> _Required task_: Exactly as they appear, output all of the entries.
--- Start Given records ---
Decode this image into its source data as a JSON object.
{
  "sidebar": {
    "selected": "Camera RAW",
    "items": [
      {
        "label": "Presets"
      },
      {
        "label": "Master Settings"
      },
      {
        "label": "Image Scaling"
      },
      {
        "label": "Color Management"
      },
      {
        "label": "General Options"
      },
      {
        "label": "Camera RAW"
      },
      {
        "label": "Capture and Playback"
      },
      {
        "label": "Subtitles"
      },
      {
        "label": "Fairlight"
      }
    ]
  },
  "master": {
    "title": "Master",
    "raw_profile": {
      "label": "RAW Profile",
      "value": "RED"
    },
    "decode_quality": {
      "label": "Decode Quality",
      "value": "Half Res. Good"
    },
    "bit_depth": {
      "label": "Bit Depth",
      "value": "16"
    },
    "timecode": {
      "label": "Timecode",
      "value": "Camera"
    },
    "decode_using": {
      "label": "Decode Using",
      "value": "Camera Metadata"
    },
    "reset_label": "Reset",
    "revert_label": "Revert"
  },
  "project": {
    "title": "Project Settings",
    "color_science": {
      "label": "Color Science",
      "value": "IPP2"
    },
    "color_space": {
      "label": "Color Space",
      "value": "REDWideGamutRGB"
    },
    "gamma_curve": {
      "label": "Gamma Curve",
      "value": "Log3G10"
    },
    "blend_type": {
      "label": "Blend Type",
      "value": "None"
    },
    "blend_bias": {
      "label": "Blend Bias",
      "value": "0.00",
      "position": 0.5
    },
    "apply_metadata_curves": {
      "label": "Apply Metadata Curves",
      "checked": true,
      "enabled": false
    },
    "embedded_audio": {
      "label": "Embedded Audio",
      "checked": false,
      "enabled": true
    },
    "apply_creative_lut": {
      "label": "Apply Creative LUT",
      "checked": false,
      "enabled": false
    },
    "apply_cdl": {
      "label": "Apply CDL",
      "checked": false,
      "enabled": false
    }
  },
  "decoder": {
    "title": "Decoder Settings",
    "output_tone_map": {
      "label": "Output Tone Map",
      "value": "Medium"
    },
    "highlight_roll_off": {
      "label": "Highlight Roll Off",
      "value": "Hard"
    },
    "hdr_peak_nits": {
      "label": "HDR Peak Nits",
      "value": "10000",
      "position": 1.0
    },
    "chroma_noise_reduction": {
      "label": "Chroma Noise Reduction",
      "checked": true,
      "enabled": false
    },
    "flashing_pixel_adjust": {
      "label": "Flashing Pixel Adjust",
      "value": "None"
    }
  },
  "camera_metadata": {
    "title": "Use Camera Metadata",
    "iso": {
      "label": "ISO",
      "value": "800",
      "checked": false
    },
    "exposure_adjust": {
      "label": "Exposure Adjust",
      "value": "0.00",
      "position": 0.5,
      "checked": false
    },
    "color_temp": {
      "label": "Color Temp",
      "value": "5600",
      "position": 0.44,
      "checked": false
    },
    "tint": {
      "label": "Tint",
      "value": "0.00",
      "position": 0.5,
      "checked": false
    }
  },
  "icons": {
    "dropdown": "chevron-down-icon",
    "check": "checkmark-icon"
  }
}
--- End Given records ---
> _Task output_:
Decode this image into its source data as a JSON object.
{
  "sidebar": {
    "selected": "Camera RAW",
    "items": [
      {
        "label": "Presets"
      },
      {
        "label": "Master Settings"
      },
      {
        "label": "Image Scaling"
      },
      {
        "label": "Color Management"
      },
      {
        "label": "General Options"
      },
      {
        "label": "Camera RAW"
      },
      {
        "label": "Capture and Playback"
      },
      {
        "label": "Subtitles"
      },
      {
        "label": "Fairlight"
      }
    ]
  },
  "master": {
    "title": "Master",
    "raw_profile": {
      "label": "RAW Profile",
      "value": "RED"
    },
    "decode_quality": {
      "label": "Decode Quality",
      "value": "Half Res. Good"
    },
    "bit_depth": {
      "label": "Bit Depth",
      "value": "16"
    },
    "timecode": {
      "label": "Timecode",
      "value": "Camera"
    },
    "decode_using": {
      "label": "Decode Using",
      "value": "Camera Metadata"
    },
    "reset_label": "Reset",
    "revert_label": "Revert"
  },
  "project": {
    "title": "Project Settings",
    "color_science": {
      "label": "Color Science",
      "value": "IPP2"
    },
    "color_space": {
      "label": "Color Space",
      "value": "REDWideGamutRGB"
    },
    "gamma_curve": {
      "label": "Gamma Curve",
      "value": "Log3G10"
    },
    "blend_type": {
      "label": "Blend Type",
      "value": "None"
    },
    "blend_bias": {
      "label": "Blend Bias",
      "value": "0.00",
      "position": 0.5
    },
    "apply_metadata_curves": {
      "label": "Apply Metadata Curves",
      "checked": true,
      "enabled": false
    },
    "embedded_audio": {
      "label": "Embedded Audio",
      "checked": false,
      "enabled": true
    },
    "apply_creative_lut": {
      "label": "Apply Creative LUT",
      "checked": false,
      "enabled": false
    },
    "apply_cdl": {
      "label": "Apply CDL",
      "checked": false,
      "enabled": false
    }
  },
  "decoder": {
    "title": "Decoder Settings",
    "output_tone_map": {
      "label": "Output Tone Map",
      "value": "Medium"
    },
    "highlight_roll_off": {
      "label": "Highlight Roll Off",
      "value": "Hard"
    },
    "hdr_peak_nits": {
      "label": "HDR Peak Nits",
      "value": "10000",
      "position": 1.0
    },
    "chroma_noise_reduction": {
      "label": "Chroma Noise Reduction",
      "checked": true,
      "enabled": false
    },
    "flashing_pixel_adjust": {
      "label": "Flashing Pixel Adjust",
      "value": "None"
    }
  },
  "camera_metadata": {
    "title": "Use Camera Metadata",
    "iso": {
      "label": "ISO",
      "value": "800",
      "checked": false
    },
    "exposure_adjust": {
      "label": "Exposure Adjust",
      "value": "0.00",
      "position": 0.5,
      "checked": false
    },
    "color_temp": {
      "label": "Color Temp",
      "value": "5600",
      "position": 0.44,
      "checked": false
    },
    "tint": {
      "label": "Tint",
      "value": "0.00",
      "position": 0.5,
      "checked": false
    }
  },
  "icons": {
    "dropdown": "chevron-down-icon",
    "check": "checkmark-icon"
  }
}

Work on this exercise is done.